Please copy all the lines that follow, word for word.

**** Data shown

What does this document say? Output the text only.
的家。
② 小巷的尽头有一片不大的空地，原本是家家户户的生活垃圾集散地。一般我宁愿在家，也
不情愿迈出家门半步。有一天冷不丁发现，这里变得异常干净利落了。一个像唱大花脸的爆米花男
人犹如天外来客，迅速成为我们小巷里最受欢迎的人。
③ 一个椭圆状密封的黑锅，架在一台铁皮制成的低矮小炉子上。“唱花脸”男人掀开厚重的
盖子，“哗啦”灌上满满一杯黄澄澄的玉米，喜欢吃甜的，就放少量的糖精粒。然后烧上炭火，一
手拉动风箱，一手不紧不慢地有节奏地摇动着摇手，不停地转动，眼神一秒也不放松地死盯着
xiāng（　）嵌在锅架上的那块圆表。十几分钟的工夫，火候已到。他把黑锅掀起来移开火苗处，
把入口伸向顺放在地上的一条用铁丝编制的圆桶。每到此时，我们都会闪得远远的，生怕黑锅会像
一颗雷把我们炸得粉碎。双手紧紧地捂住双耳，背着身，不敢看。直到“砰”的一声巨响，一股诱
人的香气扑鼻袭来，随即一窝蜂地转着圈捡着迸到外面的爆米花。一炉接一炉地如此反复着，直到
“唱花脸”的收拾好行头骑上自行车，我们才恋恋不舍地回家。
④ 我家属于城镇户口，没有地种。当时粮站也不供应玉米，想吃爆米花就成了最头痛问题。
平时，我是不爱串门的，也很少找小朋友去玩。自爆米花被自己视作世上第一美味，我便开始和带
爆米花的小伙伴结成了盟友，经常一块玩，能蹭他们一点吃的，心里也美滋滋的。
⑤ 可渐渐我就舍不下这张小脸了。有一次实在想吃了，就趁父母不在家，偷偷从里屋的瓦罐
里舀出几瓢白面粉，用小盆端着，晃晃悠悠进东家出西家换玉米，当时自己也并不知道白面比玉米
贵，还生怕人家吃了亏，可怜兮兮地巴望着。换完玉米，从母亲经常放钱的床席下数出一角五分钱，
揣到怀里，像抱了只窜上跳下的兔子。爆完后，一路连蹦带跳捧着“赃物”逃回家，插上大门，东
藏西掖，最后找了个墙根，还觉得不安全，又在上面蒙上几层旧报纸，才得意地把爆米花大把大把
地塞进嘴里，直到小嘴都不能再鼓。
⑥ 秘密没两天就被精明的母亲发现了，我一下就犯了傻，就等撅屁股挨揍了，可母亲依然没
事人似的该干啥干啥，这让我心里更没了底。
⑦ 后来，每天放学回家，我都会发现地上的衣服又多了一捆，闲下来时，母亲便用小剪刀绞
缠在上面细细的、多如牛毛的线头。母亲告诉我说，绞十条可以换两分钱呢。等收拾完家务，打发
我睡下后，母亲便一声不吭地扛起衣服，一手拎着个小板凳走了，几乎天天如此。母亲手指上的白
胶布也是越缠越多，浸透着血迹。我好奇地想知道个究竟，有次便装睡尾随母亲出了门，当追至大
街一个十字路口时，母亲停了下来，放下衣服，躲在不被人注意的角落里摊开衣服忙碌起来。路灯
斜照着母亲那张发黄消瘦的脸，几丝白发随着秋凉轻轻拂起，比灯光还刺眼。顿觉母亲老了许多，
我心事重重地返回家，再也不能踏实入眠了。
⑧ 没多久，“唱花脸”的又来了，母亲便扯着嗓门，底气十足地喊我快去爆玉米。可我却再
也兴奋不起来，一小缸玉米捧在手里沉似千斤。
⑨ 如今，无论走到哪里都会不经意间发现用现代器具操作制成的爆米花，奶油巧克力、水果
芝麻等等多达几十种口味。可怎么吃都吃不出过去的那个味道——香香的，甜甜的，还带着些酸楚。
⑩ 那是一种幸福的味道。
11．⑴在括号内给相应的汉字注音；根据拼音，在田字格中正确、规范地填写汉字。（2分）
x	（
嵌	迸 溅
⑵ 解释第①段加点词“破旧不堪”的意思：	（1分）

********

Full output –
What does this document say? Output the text only.
的家。
② 小巷的尽头有一片不大的空地，原本是家家户户的生活垃圾集散地。一般我宁愿在家，也
不情愿迈出家门半步。有一天冷不丁发现，这里变得异常干净利落了。一个像唱大花脸的爆米花男
人犹如天外来客，迅速成为我们小巷里最受欢迎的人。
③ 一个椭圆状密封的黑锅，架在一台铁皮制成的低矮小炉子上。“唱花脸”男人掀开厚重的
盖子，“哗啦”灌上满满一杯黄澄澄的玉米，喜欢吃甜的，就放少量的糖精粒。然后烧上炭火，一
手拉动风箱，一手不紧不慢地有节奏地摇动着摇手，不停地转动，眼神一秒也不放松地死盯着
xiāng（　）嵌在锅架上的那块圆表。十几分钟的工夫，火候已到。他把黑锅掀起来移开火苗处，
把入口伸向顺放在地上的一条用铁丝编制的圆桶。每到此时，我们都会闪得远远的，生怕黑锅会像
一颗雷把我们炸得粉碎。双手紧紧地捂住双耳，背着身，不敢看。直到“砰”的一声巨响，一股诱
人的香气扑鼻袭来，随即一窝蜂地转着圈捡着迸到外面的爆米花。一炉接一炉地如此反复着，直到
“唱花脸”的收拾好行头骑上自行车，我们才恋恋不舍地回家。
④ 我家属于城镇户口，没有地种。当时粮站也不供应玉米，想吃爆米花就成了最头痛问题。
平时，我是不爱串门的，也很少找小朋友去玩。自爆米花被自己视作世上第一美味，我便开始和带
爆米花的小伙伴结成了盟友，经常一块玩，能蹭他们一点吃的，心里也美滋滋的。
⑤ 可渐渐我就舍不下这张小脸了。有一次实在想吃了，就趁父母不在家，偷偷从里屋的瓦罐
里舀出几瓢白面粉，用小盆端着，晃晃悠悠进东家出西家换玉米，当时自己也并不知道白面比玉米
贵，还生怕人家吃了亏，可怜兮兮地巴望着。换完玉米，从母亲经常放钱的床席下数出一角五分钱，
揣到怀里，像抱了只窜上跳下的兔子。爆完后，一路连蹦带跳捧着“赃物”逃回家，插上大门，东
藏西掖，最后找了个墙根，还觉得不安全，又在上面蒙上几层旧报纸，才得意地把爆米花大把大把
地塞进嘴里，直到小嘴都不能再鼓。
⑥ 秘密没两天就被精明的母亲发现了，我一下就犯了傻，就等撅屁股挨揍了，可母亲依然没
事人似的该干啥干啥，这让我心里更没了底。
⑦ 后来，每天放学回家，我都会发现地上的衣服又多了一捆，闲下来时，母亲便用小剪刀绞
缠在上面细细的、多如牛毛的线头。母亲告诉我说，绞十条可以换两分钱呢。等收拾完家务，打发
我睡下后，母亲便一声不吭地扛起衣服，一手拎着个小板凳走了，几乎天天如此。母亲手指上的白
胶布也是越缠越多，浸透着血迹。我好奇地想知道个究竟，有次便装睡尾随母亲出了门，当追至大
街一个十字路口时，母亲停了下来，放下衣服，躲在不被人注意的角落里摊开衣服忙碌起来。路灯
斜照着母亲那张发黄消瘦的脸，几丝白发随着秋凉轻轻拂起，比灯光还刺眼。顿觉母亲老了许多，
我心事重重地返回家，再也不能踏实入眠了。
⑧ 没多久，“唱花脸”的又来了，母亲便扯着嗓门，底气十足地喊我快去爆玉米。可我却再
也兴奋不起来，一小缸玉米捧在手里沉似千斤。
⑨ 如今，无论走到哪里都会不经意间发现用现代器具操作制成的爆米花，奶油巧克力、水果
芝麻等等多达几十种口味。可怎么吃都吃不出过去的那个味道——香香的，甜甜的，还带着些酸楚。
⑩ 那是一种幸福的味道。
11．⑴在括号内给相应的汉字注音；根据拼音，在田字格中正确、规范地填写汉字。（2分）
x	（
嵌	迸 溅
⑵ 解释第①段加点词“破旧不堪”的意思：	（1分）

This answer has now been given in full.